- Excerpted text -
----
Session Information
13 SES 13 B, Mindfulness is Not Educational and "Diving for pearls": Thoughts on pedagogical theory and practice.
Long Paper Session
Contribution
This paper is driven by a desire to re-examine the place of mindfulness within education. Mindfulness is understood to support children’s education through the development of educationally significant character traits (e.g. resilience, confidence, growth mindset). This paper aims to address such views by exploring the relations to present and future that are established through understandings and practices of mindfulness. Education is fundamentally concerned with the deferral of present desires in preparation for a future condition: for instance, any educational exercise designed to improve motor or cognitive capacity. Although children will typically prefer immersion in present-oriented play over future-oriented exercises, they must be convinced of the value of becoming future-oriented in order to engage with what is called education. Indeed, one primary concern of education is to draw children out of an immersion in present playfulness in order to consider how present actions can contribute to future possibilities. In other words, education appears to complicate or contradict the primary goal of mindfulness defined as attention to the present moment. This raises the ethical question of how education can avoid robbing the child of the present. It also raises the philosophical question of whether the child’s relation to the future and present are really as polarised as suggested here.
----
Stored records:
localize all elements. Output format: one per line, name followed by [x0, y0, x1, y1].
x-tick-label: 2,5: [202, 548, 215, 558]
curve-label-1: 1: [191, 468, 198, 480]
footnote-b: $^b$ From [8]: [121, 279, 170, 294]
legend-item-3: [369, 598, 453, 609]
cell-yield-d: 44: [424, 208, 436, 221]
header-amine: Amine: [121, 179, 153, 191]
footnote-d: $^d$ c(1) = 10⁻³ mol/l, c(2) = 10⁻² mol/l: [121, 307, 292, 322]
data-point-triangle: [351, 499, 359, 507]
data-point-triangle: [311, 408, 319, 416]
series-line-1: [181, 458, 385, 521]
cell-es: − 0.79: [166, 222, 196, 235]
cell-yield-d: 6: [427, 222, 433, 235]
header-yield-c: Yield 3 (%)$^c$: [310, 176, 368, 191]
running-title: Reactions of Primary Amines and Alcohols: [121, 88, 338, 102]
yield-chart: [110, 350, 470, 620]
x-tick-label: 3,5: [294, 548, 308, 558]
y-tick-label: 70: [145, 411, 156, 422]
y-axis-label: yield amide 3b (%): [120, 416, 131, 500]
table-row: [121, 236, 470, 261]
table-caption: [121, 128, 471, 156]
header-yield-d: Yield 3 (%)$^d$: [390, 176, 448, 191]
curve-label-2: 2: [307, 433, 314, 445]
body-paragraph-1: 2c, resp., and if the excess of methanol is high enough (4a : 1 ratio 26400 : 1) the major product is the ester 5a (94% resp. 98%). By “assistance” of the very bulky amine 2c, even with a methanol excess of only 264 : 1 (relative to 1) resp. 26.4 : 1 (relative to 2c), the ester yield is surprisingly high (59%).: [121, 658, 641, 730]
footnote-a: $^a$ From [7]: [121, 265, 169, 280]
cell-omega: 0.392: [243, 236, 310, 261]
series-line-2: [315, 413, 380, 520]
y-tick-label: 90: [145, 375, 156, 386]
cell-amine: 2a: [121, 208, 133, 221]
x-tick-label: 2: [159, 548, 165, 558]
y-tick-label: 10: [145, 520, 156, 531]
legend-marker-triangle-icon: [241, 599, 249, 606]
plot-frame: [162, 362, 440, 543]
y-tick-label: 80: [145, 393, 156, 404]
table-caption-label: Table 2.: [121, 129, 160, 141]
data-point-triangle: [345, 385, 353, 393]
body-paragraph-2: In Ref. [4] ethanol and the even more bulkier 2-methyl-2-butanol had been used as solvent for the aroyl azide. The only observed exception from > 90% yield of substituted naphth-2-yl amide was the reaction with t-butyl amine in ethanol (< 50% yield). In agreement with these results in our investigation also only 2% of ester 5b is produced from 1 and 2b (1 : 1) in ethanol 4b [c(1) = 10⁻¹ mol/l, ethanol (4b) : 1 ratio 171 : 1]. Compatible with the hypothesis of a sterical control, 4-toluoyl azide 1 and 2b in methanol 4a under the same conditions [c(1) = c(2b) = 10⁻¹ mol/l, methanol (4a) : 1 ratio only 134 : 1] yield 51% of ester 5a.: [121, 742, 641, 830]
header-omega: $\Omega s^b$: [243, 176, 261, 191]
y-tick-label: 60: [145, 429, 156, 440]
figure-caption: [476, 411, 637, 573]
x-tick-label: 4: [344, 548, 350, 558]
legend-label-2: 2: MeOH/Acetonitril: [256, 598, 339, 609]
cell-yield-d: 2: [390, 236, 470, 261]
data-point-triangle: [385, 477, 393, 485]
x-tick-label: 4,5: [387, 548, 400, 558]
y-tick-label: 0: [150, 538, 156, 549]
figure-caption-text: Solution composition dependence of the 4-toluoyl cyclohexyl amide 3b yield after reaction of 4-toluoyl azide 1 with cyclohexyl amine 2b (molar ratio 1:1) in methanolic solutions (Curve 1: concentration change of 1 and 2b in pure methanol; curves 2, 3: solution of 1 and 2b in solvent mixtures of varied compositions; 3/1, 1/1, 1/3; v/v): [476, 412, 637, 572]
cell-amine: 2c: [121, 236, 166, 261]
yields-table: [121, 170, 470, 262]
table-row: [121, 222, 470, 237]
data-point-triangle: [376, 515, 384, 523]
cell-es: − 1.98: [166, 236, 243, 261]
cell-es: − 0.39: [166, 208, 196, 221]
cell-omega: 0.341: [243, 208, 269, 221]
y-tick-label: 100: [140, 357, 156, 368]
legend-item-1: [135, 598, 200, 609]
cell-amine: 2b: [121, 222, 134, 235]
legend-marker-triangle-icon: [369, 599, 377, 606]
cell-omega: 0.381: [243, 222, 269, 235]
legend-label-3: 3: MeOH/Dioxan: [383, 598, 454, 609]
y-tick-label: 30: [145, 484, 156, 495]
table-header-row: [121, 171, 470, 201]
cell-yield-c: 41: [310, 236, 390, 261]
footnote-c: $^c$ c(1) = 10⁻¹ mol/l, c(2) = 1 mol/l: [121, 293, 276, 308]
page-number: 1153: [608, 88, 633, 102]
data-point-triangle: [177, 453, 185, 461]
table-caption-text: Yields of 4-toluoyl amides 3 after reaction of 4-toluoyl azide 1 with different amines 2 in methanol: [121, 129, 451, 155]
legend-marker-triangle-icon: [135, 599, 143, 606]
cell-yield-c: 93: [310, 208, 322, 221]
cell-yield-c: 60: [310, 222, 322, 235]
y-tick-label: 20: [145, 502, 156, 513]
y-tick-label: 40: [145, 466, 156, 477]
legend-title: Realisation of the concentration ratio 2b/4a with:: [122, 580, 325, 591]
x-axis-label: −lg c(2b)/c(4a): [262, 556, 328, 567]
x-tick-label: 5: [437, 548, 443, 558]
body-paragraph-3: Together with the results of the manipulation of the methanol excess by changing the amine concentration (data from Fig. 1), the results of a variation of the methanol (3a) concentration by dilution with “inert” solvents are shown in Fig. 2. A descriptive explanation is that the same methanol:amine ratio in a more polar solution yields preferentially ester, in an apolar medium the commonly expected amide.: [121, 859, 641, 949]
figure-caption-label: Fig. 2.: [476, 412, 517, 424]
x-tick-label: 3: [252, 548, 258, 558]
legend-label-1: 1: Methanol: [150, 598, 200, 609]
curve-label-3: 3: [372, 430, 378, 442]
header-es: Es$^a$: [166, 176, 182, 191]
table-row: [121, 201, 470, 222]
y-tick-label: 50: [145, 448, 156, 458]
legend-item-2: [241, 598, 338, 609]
----
- Explore the material -
- a) In the abstract on mindfulness and education, what is education said to be fundamentally concerned with?
- b) Continue the abstract on mindfulness and education from its final sentence.

- Outputs for the tasks -
- a) The deferral of present desires in preparation for a future condition.

- b)
Should children be allowed to simply enjoy the present, or should they be encouraged to think about the future? Despite efforts within education to bring entertainment (play) and education (exercises) together, the concept of the educational exercise presupposes the idea that children must be convinced of the value of deferring present satisfaction, for some future benefit or capacity. This idea is in tension with the general view of mindfulness as improving mental well-being through practices of bringing attention to the present moment. What are we to make of this tension?
Progressive educators would prioritise play within learning, so that every form of play can contribute to the formative exercises that enable children to successfully enter their future. Alternatively, educators have suggested that educational authority is defined precisely by the need to impose the discipline of exercise through forms of compulsion or habituation so that the child forgets play and prioritises discipline directed towards future capabilities. Most of us follow something of a middle way: children are given certain incentives to value exercises, even though immediate inclinations are towards play and being in the moment. From the perspective of mindfulness theory, what rights do parents or educators have to remove children from the innocence of being in the present? Is mindfulness instrumental in nature or are the benefits intrinsic to the practice of mindfulness itself? The thesis of the paperis that both mindfulness and education are undermined by the associations that have emerged in recent years.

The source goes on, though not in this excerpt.